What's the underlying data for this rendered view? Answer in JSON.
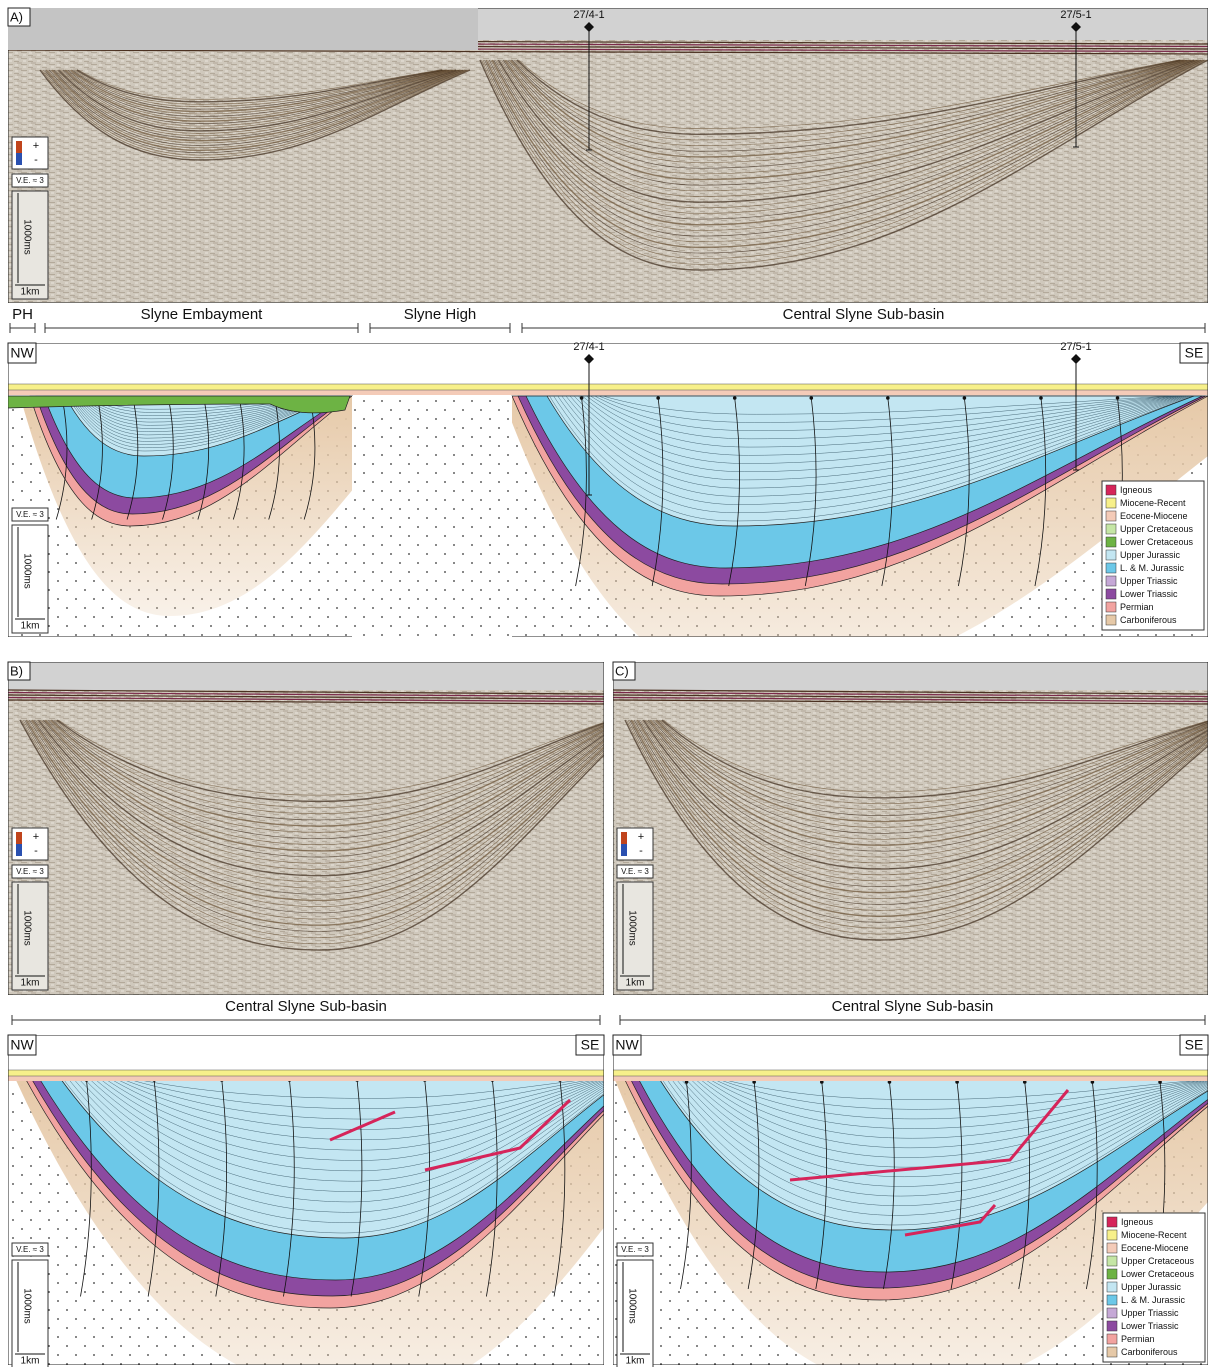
{
  "legend": [
    {
      "name": "Igneous",
      "color": "#d6245a"
    },
    {
      "name": "Miocene-Recent",
      "color": "#f7f08a"
    },
    {
      "name": "Eocene-Miocene",
      "color": "#f4cbb8"
    },
    {
      "name": "Upper Cretaceous",
      "color": "#c5e6a5"
    },
    {
      "name": "Lower Cretaceous",
      "color": "#6db344"
    },
    {
      "name": "Upper Jurassic",
      "color": "#c3e6f2"
    },
    {
      "name": "L. & M. Jurassic",
      "color": "#6cc8e8"
    },
    {
      "name": "Upper Triassic",
      "color": "#c5a8d6"
    },
    {
      "name": "Lower Triassic",
      "color": "#8c4aa0"
    },
    {
      "name": "Permian",
      "color": "#f2a3a0"
    },
    {
      "name": "Carboniferous",
      "color": "#e6c9a8"
    }
  ],
  "scale": {
    "plus": "+",
    "minus": "-",
    "ve": "V.E. ≈ 3",
    "time": "1000ms",
    "distance": "1km"
  },
  "panel_a": {
    "label": "A)",
    "wells": [
      "27/4-1",
      "27/5-1"
    ],
    "regions": [
      "PH",
      "Slyne Embayment",
      "Slyne High",
      "Central Slyne Sub-basin"
    ],
    "orientation": [
      "NW",
      "SE"
    ]
  },
  "panel_b": {
    "label": "B)",
    "region": "Central Slyne Sub-basin",
    "orientation": [
      "NW",
      "SE"
    ]
  },
  "panel_c": {
    "label": "C)",
    "region": "Central Slyne Sub-basin",
    "orientation": [
      "NW",
      "SE"
    ]
  }
}
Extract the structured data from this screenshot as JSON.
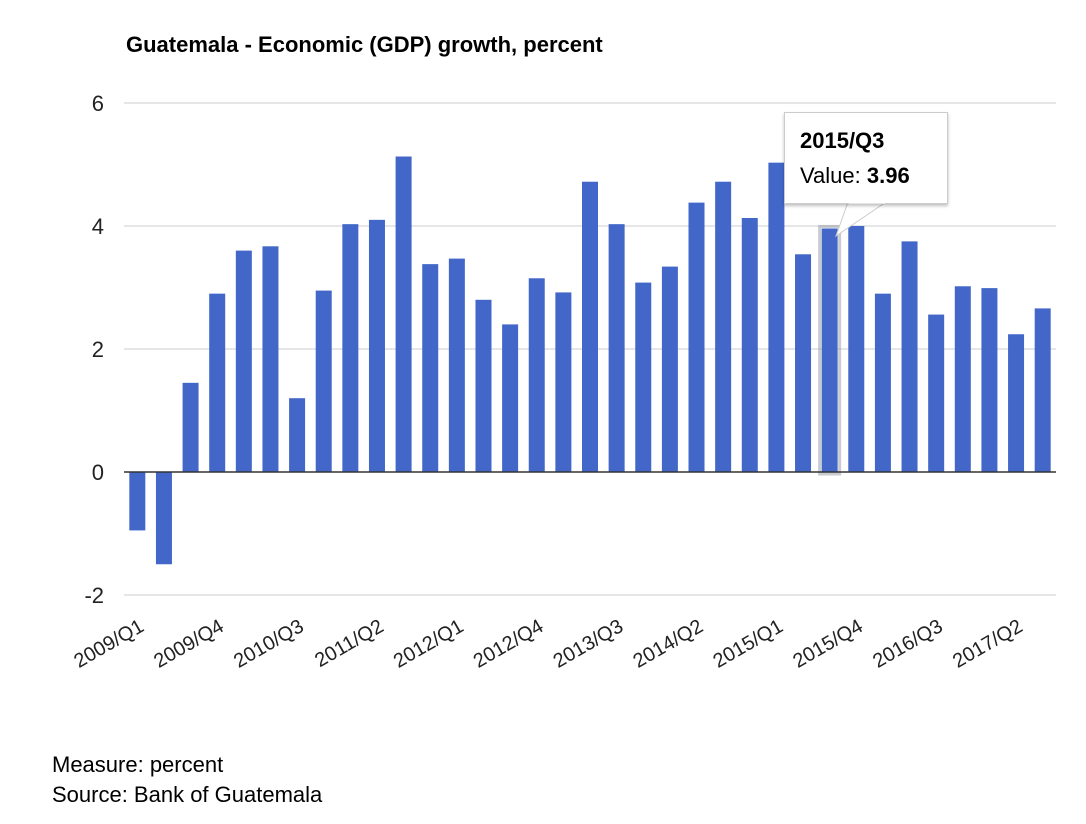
{
  "chart_data": {
    "type": "bar",
    "title": "Guatemala - Economic (GDP) growth, percent",
    "xlabel": "",
    "ylabel": "",
    "ylim": [
      -2,
      6
    ],
    "yticks": [
      6,
      4,
      2,
      0,
      -2
    ],
    "grid": true,
    "legend": "none",
    "bar_color": "#4267c8",
    "categories": [
      "2009/Q1",
      "2009/Q2",
      "2009/Q3",
      "2009/Q4",
      "2010/Q1",
      "2010/Q2",
      "2010/Q3",
      "2010/Q4",
      "2011/Q1",
      "2011/Q2",
      "2011/Q3",
      "2011/Q4",
      "2012/Q1",
      "2012/Q2",
      "2012/Q3",
      "2012/Q4",
      "2013/Q1",
      "2013/Q2",
      "2013/Q3",
      "2013/Q4",
      "2014/Q1",
      "2014/Q2",
      "2014/Q3",
      "2014/Q4",
      "2015/Q1",
      "2015/Q2",
      "2015/Q3",
      "2015/Q4",
      "2016/Q1",
      "2016/Q2",
      "2016/Q3",
      "2016/Q4",
      "2017/Q1",
      "2017/Q2",
      "2017/Q3"
    ],
    "xtick_labels": [
      "2009/Q1",
      "2009/Q4",
      "2010/Q3",
      "2011/Q2",
      "2012/Q1",
      "2012/Q4",
      "2013/Q3",
      "2014/Q2",
      "2015/Q1",
      "2015/Q4",
      "2016/Q3",
      "2017/Q2"
    ],
    "values": [
      -0.95,
      -1.5,
      1.45,
      2.9,
      3.6,
      3.67,
      1.2,
      2.95,
      4.03,
      4.1,
      5.13,
      3.38,
      3.47,
      2.8,
      2.4,
      3.15,
      2.92,
      4.72,
      4.03,
      3.08,
      3.34,
      4.38,
      4.72,
      4.13,
      5.03,
      3.54,
      3.96,
      4.0,
      2.9,
      3.75,
      2.56,
      3.02,
      2.99,
      2.24,
      2.66
    ]
  },
  "tooltip": {
    "category": "2015/Q3",
    "value_label": "Value:",
    "value": "3.96"
  },
  "footer": {
    "measure": "Measure: percent",
    "source": "Source: Bank of Guatemala"
  }
}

################

Job:
Repeat the data exactly, dropping every picture it holds.

Exercise output:
What's the underlying data for this rendered view? Answer in JSON.
{
  "legend": [
    {
      "name": "Igneous",
      "color": "#d6245a"
    },
    {
      "name": "Miocene-Recent",
      "color": "#f7f08a"
    },
    {
      "name": "Eocene-Miocene",
      "color": "#f4cbb8"
    },
    {
      "name": "Upper Cretaceous",
      "color": "#c5e6a5"
    },
    {
      "name": "Lower Cretaceous",
      "color": "#6db344"
    },
    {
      "name": "Upper Jurassic",
      "color": "#c3e6f2"
    },
    {
      "name": "L. & M. Jurassic",
      "color": "#6cc8e8"
    },
    {
      "name": "Upper Triassic",
      "color": "#c5a8d6"
    },
    {
      "name": "Lower Triassic",
      "color": "#8c4aa0"
    },
    {
      "name": "Permian",
      "color": "#f2a3a0"
    },
    {
      "name": "Carboniferous",
      "color": "#e6c9a8"
    }
  ],
  "scale": {
    "plus": "+",
    "minus": "-",
    "ve": "V.E. ≈ 3",
    "time": "1000ms",
    "distance": "1km"
  },
  "panel_a": {
    "label": "A)",
    "wells": [
      "27/4-1",
      "27/5-1"
    ],
    "regions": [
      "PH",
      "Slyne Embayment",
      "Slyne High",
      "Central Slyne Sub-basin"
    ],
    "orientation": [
      "NW",
      "SE"
    ]
  },
  "panel_b": {
    "label": "B)",
    "region": "Central Slyne Sub-basin",
    "orientation": [
      "NW",
      "SE"
    ]
  },
  "panel_c": {
    "label": "C)",
    "region": "Central Slyne Sub-basin",
    "orientation": [
      "NW",
      "SE"
    ]
  }
}
Extract the structured data from this screenshot as JSON.
{
  "chart_data": {
    "type": "bar",
    "title": "Guatemala - Economic (GDP) growth, percent",
    "xlabel": "",
    "ylabel": "",
    "ylim": [
      -2,
      6
    ],
    "yticks": [
      6,
      4,
      2,
      0,
      -2
    ],
    "grid": true,
    "legend": "none",
    "bar_color": "#4267c8",
    "categories": [
      "2009/Q1",
      "2009/Q2",
      "2009/Q3",
      "2009/Q4",
      "2010/Q1",
      "2010/Q2",
      "2010/Q3",
      "2010/Q4",
      "2011/Q1",
      "2011/Q2",
      "2011/Q3",
      "2011/Q4",
      "2012/Q1",
      "2012/Q2",
      "2012/Q3",
      "2012/Q4",
      "2013/Q1",
      "2013/Q2",
      "2013/Q3",
      "2013/Q4",
      "2014/Q1",
      "2014/Q2",
      "2014/Q3",
      "2014/Q4",
      "2015/Q1",
      "2015/Q2",
      "2015/Q3",
      "2015/Q4",
      "2016/Q1",
      "2016/Q2",
      "2016/Q3",
      "2016/Q4",
      "2017/Q1",
      "2017/Q2",
      "2017/Q3"
    ],
    "xtick_labels": [
      "2009/Q1",
      "2009/Q4",
      "2010/Q3",
      "2011/Q2",
      "2012/Q1",
      "2012/Q4",
      "2013/Q3",
      "2014/Q2",
      "2015/Q1",
      "2015/Q4",
      "2016/Q3",
      "2017/Q2"
    ],
    "values": [
      -0.95,
      -1.5,
      1.45,
      2.9,
      3.6,
      3.67,
      1.2,
      2.95,
      4.03,
      4.1,
      5.13,
      3.38,
      3.47,
      2.8,
      2.4,
      3.15,
      2.92,
      4.72,
      4.03,
      3.08,
      3.34,
      4.38,
      4.72,
      4.13,
      5.03,
      3.54,
      3.96,
      4.0,
      2.9,
      3.75,
      2.56,
      3.02,
      2.99,
      2.24,
      2.66
    ]
  },
  "tooltip": {
    "category": "2015/Q3",
    "value_label": "Value:",
    "value": "3.96"
  },
  "footer": {
    "measure": "Measure: percent",
    "source": "Source: Bank of Guatemala"
  }
}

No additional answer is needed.